■ STATED EXERCISE A
According to the Hawaii earthquakes text, how long does a tsunami take to travel from Chile to Hawaii?
■ STATED EXERCISE B
List every place name mentioned in the Hawaii earthquakes text.
■ STATED EXERCISE C
Rewrite everything in the Hawaii earthquakes text from "I guess you" down to "over fourteen hours.", replacing "fourteen hours" with "14 hours".

───── EXTRACT TO READ ─────

Subject: Hawaii earthquakes

If a large eq-7.8 occurs south of hawaii, do the natives think it bodes ill for them?

    I guess you are referring to the Ms=7.8 Chile earthquake of July 30. The answer is "yes." Chilean earthquakes have a long history of causing damaging tsunamis in the Hawaiian Islands (69 people were killed in Hilo by the tsunami of 1960, for example). With the tsunami warning system, however, we get a very good idea of the size of waves from that direction. We also get plenty of time to react - the travel time of a tsunami from Chile to Hawaii is over fourteen hours.

───── EXTRACTED ENTRIES ─────

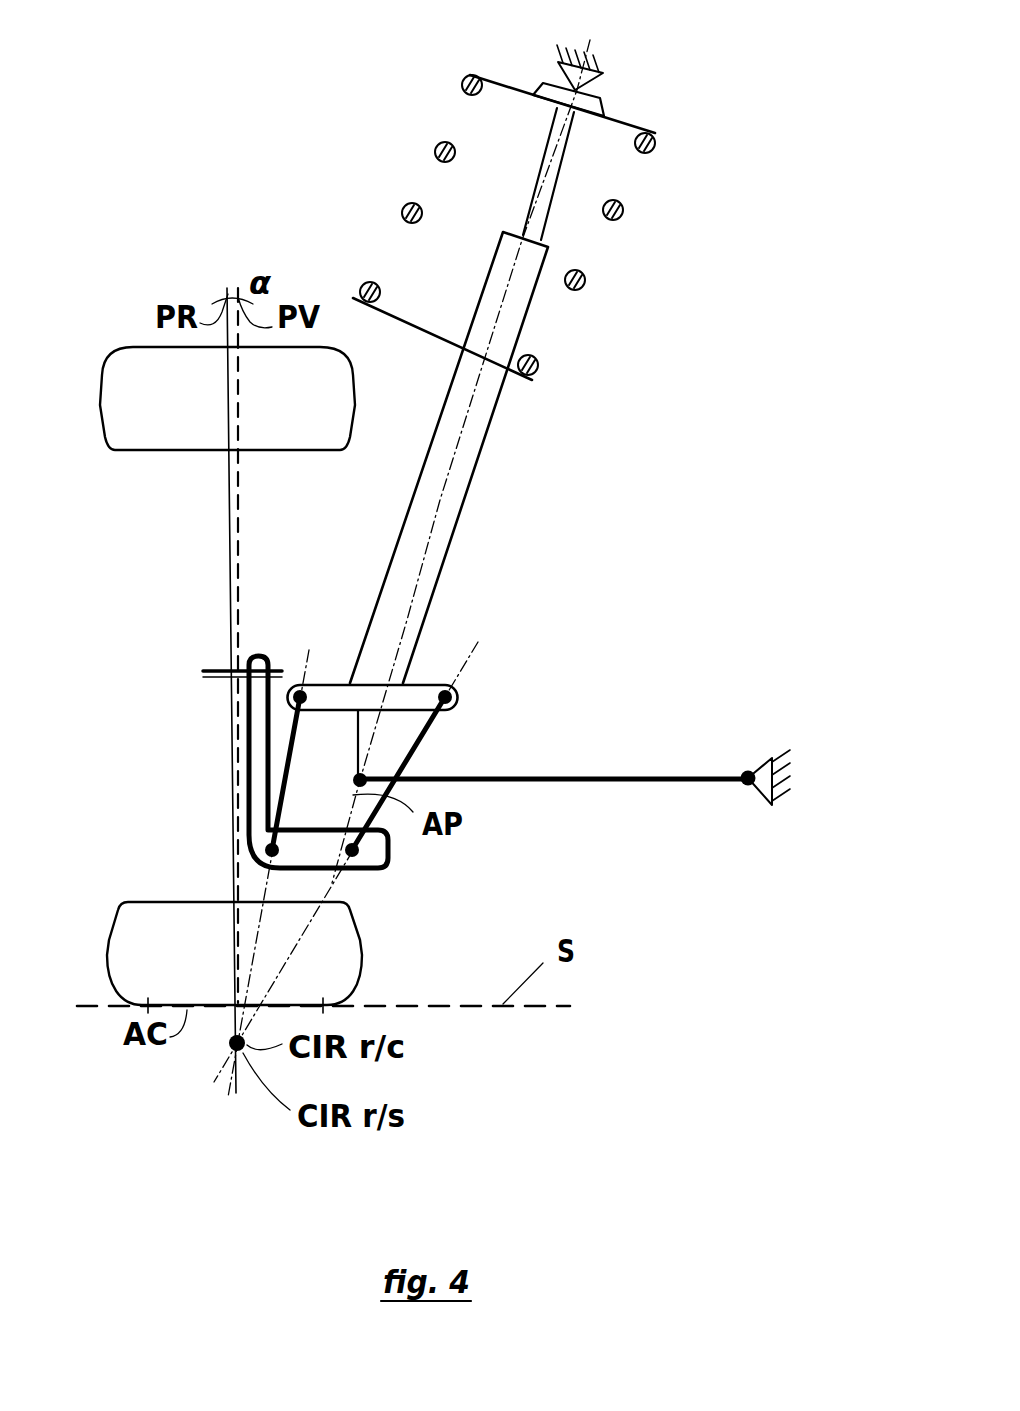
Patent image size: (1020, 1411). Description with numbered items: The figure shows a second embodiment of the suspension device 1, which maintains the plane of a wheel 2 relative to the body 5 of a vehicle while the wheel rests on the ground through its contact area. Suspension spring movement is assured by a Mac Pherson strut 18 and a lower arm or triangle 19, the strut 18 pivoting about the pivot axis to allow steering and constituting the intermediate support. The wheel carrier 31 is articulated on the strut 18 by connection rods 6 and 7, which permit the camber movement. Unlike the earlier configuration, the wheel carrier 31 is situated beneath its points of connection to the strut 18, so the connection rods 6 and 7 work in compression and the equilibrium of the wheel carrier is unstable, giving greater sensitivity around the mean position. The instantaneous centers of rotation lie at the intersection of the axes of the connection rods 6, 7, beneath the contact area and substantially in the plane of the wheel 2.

The suspension device 1 is at (735, 536).
The wheel 2 is at (232, 837).
The body 5 is at (580, 50).
The connection rod 6 is at (289, 771).
The connection rod 7 is at (417, 745).
The Mac Pherson strut 18 is at (455, 520).
The lower arm 19 is at (553, 777).
The wheel carrier 31 is at (390, 876).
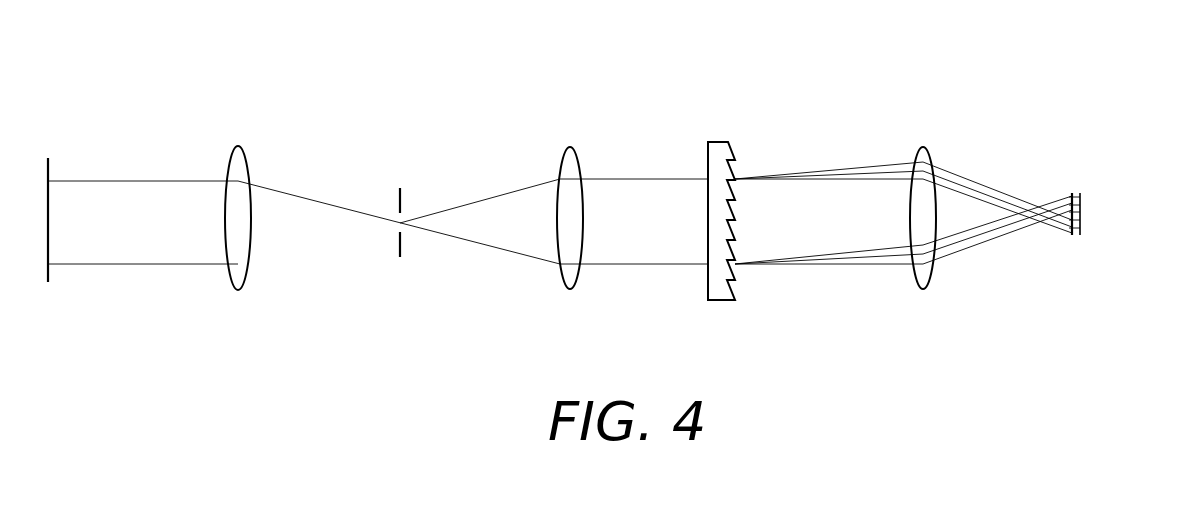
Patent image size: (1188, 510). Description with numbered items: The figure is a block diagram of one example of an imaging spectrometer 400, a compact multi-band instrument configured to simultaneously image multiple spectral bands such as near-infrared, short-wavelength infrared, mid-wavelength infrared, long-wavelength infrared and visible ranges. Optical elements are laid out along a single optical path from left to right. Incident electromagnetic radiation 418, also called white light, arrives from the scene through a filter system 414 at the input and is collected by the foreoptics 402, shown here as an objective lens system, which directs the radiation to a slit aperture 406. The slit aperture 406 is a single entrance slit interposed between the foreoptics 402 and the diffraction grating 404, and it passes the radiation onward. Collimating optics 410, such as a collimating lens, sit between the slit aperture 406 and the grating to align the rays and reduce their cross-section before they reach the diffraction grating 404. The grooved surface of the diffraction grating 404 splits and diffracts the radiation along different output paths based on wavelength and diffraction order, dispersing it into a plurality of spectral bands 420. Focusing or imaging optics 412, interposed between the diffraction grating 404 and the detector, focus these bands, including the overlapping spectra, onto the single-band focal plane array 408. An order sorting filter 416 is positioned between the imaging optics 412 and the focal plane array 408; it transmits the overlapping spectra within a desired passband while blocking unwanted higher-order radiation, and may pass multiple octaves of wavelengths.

The imaging spectrometer 400 is at (541, 77).
The foreoptics 402 is at (238, 148).
The diffraction grating 404 is at (728, 142).
The slit aperture 406 is at (402, 190).
The single-band focal plane array 408 is at (1081, 205).
The collimating optics 410 is at (570, 148).
The imaging optics 412 is at (921, 148).
The filter system 414 is at (50, 166).
The order sorting filter 416 is at (1073, 234).
The electromagnetic radiation 418 is at (128, 178).
The spectral bands 420 is at (790, 165).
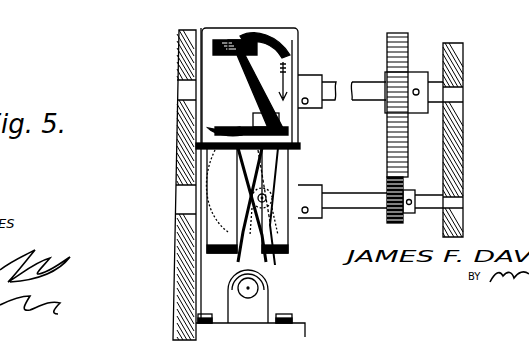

─────

■ COMPLETE OUTPUT A
Over fourteen hours.

■ COMPLETE OUTPUT B
Hawaii, Chile, the Hawaiian Islands, Hilo

■ COMPLETE OUTPUT C
I guess you are referring to the Ms=7.8 Chile earthquake of July 30. The answer is "yes." Chilean earthquakes have a long history of causing damaging tsunamis in the Hawaiian Islands (69 people were killed in Hilo by the tsunami of 1960, for example). With the tsunami warning system, however, we get a very good idea of the size of waves from that direction. We also get plenty of time to react - the travel time of a tsunami from Chile to Hawaii is over 14 hours.